» YOUR INSTRUCTIONS
Quote the full listing word for word.
-----
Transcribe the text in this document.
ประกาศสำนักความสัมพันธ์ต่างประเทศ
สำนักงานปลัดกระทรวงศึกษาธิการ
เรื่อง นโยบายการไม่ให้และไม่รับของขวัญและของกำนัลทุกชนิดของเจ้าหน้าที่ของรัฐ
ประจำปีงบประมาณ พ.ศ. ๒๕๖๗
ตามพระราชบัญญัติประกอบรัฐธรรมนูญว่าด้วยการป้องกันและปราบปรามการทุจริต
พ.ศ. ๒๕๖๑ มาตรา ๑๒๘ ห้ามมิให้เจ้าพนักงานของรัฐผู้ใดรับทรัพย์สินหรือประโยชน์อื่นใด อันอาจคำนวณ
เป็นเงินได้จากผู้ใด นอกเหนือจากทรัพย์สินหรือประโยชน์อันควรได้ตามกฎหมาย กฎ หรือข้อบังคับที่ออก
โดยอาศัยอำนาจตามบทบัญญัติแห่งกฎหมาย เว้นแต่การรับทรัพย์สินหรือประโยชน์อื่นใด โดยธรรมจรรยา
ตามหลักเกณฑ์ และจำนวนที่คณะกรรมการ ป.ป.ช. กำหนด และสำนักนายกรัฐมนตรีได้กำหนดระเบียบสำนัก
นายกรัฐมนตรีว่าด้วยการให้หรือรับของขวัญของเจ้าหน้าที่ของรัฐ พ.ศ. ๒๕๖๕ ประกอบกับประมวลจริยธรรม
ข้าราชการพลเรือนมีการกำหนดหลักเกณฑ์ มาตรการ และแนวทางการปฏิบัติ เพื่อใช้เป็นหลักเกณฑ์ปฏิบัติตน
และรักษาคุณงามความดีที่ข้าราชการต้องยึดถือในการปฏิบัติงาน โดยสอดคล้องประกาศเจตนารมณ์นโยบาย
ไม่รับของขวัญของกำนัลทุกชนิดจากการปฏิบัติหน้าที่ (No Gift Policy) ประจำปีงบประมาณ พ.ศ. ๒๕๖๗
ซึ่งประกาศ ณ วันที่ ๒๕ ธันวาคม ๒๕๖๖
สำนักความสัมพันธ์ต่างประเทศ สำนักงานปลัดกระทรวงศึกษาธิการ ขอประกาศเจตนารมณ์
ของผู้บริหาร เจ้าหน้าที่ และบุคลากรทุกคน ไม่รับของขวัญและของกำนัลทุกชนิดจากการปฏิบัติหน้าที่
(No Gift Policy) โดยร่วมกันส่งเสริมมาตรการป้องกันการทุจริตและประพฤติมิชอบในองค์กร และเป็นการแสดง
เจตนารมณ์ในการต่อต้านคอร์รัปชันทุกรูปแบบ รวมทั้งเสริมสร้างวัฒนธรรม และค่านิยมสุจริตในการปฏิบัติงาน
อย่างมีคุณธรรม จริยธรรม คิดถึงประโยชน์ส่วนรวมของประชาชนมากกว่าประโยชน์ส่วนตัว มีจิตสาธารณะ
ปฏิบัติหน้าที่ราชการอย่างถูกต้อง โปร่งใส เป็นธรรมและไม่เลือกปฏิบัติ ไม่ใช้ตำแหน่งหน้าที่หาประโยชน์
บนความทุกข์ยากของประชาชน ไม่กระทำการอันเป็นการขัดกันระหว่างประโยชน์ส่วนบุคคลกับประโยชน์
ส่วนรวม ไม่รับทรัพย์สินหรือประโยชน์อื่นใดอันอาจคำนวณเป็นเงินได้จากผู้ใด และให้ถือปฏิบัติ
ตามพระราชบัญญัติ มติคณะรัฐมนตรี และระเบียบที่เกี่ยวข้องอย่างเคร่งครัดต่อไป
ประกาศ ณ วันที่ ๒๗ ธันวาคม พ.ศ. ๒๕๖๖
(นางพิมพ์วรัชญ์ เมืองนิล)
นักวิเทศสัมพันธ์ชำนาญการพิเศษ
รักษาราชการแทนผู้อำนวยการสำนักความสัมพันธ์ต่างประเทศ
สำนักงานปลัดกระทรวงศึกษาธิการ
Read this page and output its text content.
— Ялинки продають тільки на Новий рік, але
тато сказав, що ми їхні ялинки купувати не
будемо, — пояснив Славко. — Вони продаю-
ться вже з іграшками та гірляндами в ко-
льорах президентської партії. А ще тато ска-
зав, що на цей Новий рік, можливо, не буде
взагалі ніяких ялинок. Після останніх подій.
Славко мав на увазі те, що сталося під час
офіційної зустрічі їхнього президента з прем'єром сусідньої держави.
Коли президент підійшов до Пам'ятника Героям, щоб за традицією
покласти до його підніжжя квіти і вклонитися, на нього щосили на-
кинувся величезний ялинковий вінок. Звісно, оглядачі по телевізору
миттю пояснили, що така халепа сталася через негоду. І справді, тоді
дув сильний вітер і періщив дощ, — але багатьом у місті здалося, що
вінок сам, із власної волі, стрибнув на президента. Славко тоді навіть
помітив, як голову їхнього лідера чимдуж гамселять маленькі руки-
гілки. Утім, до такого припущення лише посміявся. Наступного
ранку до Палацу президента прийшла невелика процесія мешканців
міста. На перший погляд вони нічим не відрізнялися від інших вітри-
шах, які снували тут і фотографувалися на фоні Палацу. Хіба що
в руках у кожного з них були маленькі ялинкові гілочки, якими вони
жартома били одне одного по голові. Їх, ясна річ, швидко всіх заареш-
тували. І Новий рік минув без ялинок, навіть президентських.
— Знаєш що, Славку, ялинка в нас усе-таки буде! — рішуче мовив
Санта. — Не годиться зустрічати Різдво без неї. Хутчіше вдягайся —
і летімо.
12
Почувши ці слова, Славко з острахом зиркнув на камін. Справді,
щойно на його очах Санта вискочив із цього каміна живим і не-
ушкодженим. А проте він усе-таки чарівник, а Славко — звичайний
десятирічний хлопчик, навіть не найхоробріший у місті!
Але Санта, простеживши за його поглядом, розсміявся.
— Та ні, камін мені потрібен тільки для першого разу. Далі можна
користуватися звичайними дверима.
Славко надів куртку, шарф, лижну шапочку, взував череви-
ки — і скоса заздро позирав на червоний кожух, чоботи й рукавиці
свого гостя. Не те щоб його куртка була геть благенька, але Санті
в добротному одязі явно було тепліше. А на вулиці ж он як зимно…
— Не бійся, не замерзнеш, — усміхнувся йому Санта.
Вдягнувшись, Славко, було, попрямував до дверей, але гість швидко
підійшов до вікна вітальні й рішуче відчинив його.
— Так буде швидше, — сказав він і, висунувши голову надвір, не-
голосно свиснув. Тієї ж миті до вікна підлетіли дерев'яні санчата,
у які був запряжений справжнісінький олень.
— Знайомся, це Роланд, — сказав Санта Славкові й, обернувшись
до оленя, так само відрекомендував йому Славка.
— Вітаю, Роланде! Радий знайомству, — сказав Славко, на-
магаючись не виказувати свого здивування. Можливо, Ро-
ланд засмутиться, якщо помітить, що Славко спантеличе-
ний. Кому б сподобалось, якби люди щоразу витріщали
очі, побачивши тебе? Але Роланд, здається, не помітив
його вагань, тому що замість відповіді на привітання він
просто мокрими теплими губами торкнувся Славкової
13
-----
» EXERCISE SOLUTION
Transcribe the text in this document.
ประกาศสำนักความสัมพันธ์ต่างประเทศ
สำนักงานปลัดกระทรวงศึกษาธิการ
เรื่อง นโยบายการไม่ให้และไม่รับของขวัญและของกำนัลทุกชนิดของเจ้าหน้าที่ของรัฐ
ประจำปีงบประมาณ พ.ศ. ๒๕๖๗
ตามพระราชบัญญัติประกอบรัฐธรรมนูญว่าด้วยการป้องกันและปราบปรามการทุจริต
พ.ศ. ๒๕๖๑ มาตรา ๑๒๘ ห้ามมิให้เจ้าพนักงานของรัฐผู้ใดรับทรัพย์สินหรือประโยชน์อื่นใด อันอาจคำนวณ
เป็นเงินได้จากผู้ใด นอกเหนือจากทรัพย์สินหรือประโยชน์อันควรได้ตามกฎหมาย กฎ หรือข้อบังคับที่ออก
โดยอาศัยอำนาจตามบทบัญญัติแห่งกฎหมาย เว้นแต่การรับทรัพย์สินหรือประโยชน์อื่นใด โดยธรรมจรรยา
ตามหลักเกณฑ์ และจำนวนที่คณะกรรมการ ป.ป.ช. กำหนด และสำนักนายกรัฐมนตรีได้กำหนดระเบียบสำนัก
นายกรัฐมนตรีว่าด้วยการให้หรือรับของขวัญของเจ้าหน้าที่ของรัฐ พ.ศ. ๒๕๖๕ ประกอบกับประมวลจริยธรรม
ข้าราชการพลเรือนมีการกำหนดหลักเกณฑ์ มาตรการ และแนวทางการปฏิบัติ เพื่อใช้เป็นหลักเกณฑ์ปฏิบัติตน
และรักษาคุณงามความดีที่ข้าราชการต้องยึดถือในการปฏิบัติงาน โดยสอดคล้องประกาศเจตนารมณ์นโยบาย
ไม่รับของขวัญของกำนัลทุกชนิดจากการปฏิบัติหน้าที่ (No Gift Policy) ประจำปีงบประมาณ พ.ศ. ๒๕๖๗
ซึ่งประกาศ ณ วันที่ ๒๕ ธันวาคม ๒๕๖๖
สำนักความสัมพันธ์ต่างประเทศ สำนักงานปลัดกระทรวงศึกษาธิการ ขอประกาศเจตนารมณ์
ของผู้บริหาร เจ้าหน้าที่ และบุคลากรทุกคน ไม่รับของขวัญและของกำนัลทุกชนิดจากการปฏิบัติหน้าที่
(No Gift Policy) โดยร่วมกันส่งเสริมมาตรการป้องกันการทุจริตและประพฤติมิชอบในองค์กร และเป็นการแสดง
เจตนารมณ์ในการต่อต้านคอร์รัปชันทุกรูปแบบ รวมทั้งเสริมสร้างวัฒนธรรม และค่านิยมสุจริตในการปฏิบัติงาน
อย่างมีคุณธรรม จริยธรรม คิดถึงประโยชน์ส่วนรวมของประชาชนมากกว่าประโยชน์ส่วนตัว มีจิตสาธารณะ
ปฏิบัติหน้าที่ราชการอย่างถูกต้อง โปร่งใส เป็นธรรมและไม่เลือกปฏิบัติ ไม่ใช้ตำแหน่งหน้าที่หาประโยชน์
บนความทุกข์ยากของประชาชน ไม่กระทำการอันเป็นการขัดกันระหว่างประโยชน์ส่วนบุคคลกับประโยชน์
ส่วนรวม ไม่รับทรัพย์สินหรือประโยชน์อื่นใดอันอาจคำนวณเป็นเงินได้จากผู้ใด และให้ถือปฏิบัติ
ตามพระราชบัญญัติ มติคณะรัฐมนตรี และระเบียบที่เกี่ยวข้องอย่างเคร่งครัดต่อไป
ประกาศ ณ วันที่ ๒๗ ธันวาคม พ.ศ. ๒๕๖๖
(นางพิมพ์วรัชญ์ เมืองนิล)
นักวิเทศสัมพันธ์ชำนาญการพิเศษ
รักษาราชการแทนผู้อำนวยการสำนักความสัมพันธ์ต่างประเทศ
สำนักงานปลัดกระทรวงศึกษาธิการ
Read this page and output its text content.
— Ялинки продають тільки на Новий рік, але
тато сказав, що ми їхні ялинки купувати не
будемо, — пояснив Славко. — Вони продаю-
ться вже з іграшками та гірляндами в ко-
льорах президентської партії. А ще тато ска-
зав, що на цей Новий рік, можливо, не буде
взагалі ніяких ялинок. Після останніх подій.
Славко мав на увазі те, що сталося під час
офіційної зустрічі їхнього президента з прем'єром сусідньої держави.
Коли президент підійшов до Пам'ятника Героям, щоб за традицією
покласти до його підніжжя квіти і вклонитися, на нього щосили на-
кинувся величезний ялинковий вінок. Звісно, оглядачі по телевізору
миттю пояснили, що така халепа сталася через негоду. І справді, тоді
дув сильний вітер і періщив дощ, — але багатьом у місті здалося, що
вінок сам, із власної волі, стрибнув на президента. Славко тоді навіть
помітив, як голову їхнього лідера чимдуж гамселять маленькі руки-
гілки. Утім, до такого припущення лише посміявся. Наступного
ранку до Палацу президента прийшла невелика процесія мешканців
міста. На перший погляд вони нічим не відрізнялися від інших вітри-
шах, які снували тут і фотографувалися на фоні Палацу. Хіба що
в руках у кожного з них були маленькі ялинкові гілочки, якими вони
жартома били одне одного по голові. Їх, ясна річ, швидко всіх заареш-
тували. І Новий рік минув без ялинок, навіть президентських.
— Знаєш що, Славку, ялинка в нас усе-таки буде! — рішуче мовив
Санта. — Не годиться зустрічати Різдво без неї. Хутчіше вдягайся —
і летімо.
12
Почувши ці слова, Славко з острахом зиркнув на камін. Справді,
щойно на його очах Санта вискочив із цього каміна живим і не-
ушкодженим. А проте він усе-таки чарівник, а Славко — звичайний
десятирічний хлопчик, навіть не найхоробріший у місті!
Але Санта, простеживши за його поглядом, розсміявся.
— Та ні, камін мені потрібен тільки для першого разу. Далі можна
користуватися звичайними дверима.
Славко надів куртку, шарф, лижну шапочку, взував череви-
ки — і скоса заздро позирав на червоний кожух, чоботи й рукавиці
свого гостя. Не те щоб його куртка була геть благенька, але Санті
в добротному одязі явно було тепліше. А на вулиці ж он як зимно…
— Не бійся, не замерзнеш, — усміхнувся йому Санта.
Вдягнувшись, Славко, було, попрямував до дверей, але гість швидко
підійшов до вікна вітальні й рішуче відчинив його.
— Так буде швидше, — сказав він і, висунувши голову надвір, не-
голосно свиснув. Тієї ж миті до вікна підлетіли дерев'яні санчата,
у які був запряжений справжнісінький олень.
— Знайомся, це Роланд, — сказав Санта Славкові й, обернувшись
до оленя, так само відрекомендував йому Славка.
— Вітаю, Роланде! Радий знайомству, — сказав Славко, на-
магаючись не виказувати свого здивування. Можливо, Ро-
ланд засмутиться, якщо помітить, що Славко спантеличе-
ний. Кому б сподобалось, якби люди щоразу витріщали
очі, побачивши тебе? Але Роланд, здається, не помітив
його вагань, тому що замість відповіді на привітання він
просто мокрими теплими губами торкнувся Славкової
13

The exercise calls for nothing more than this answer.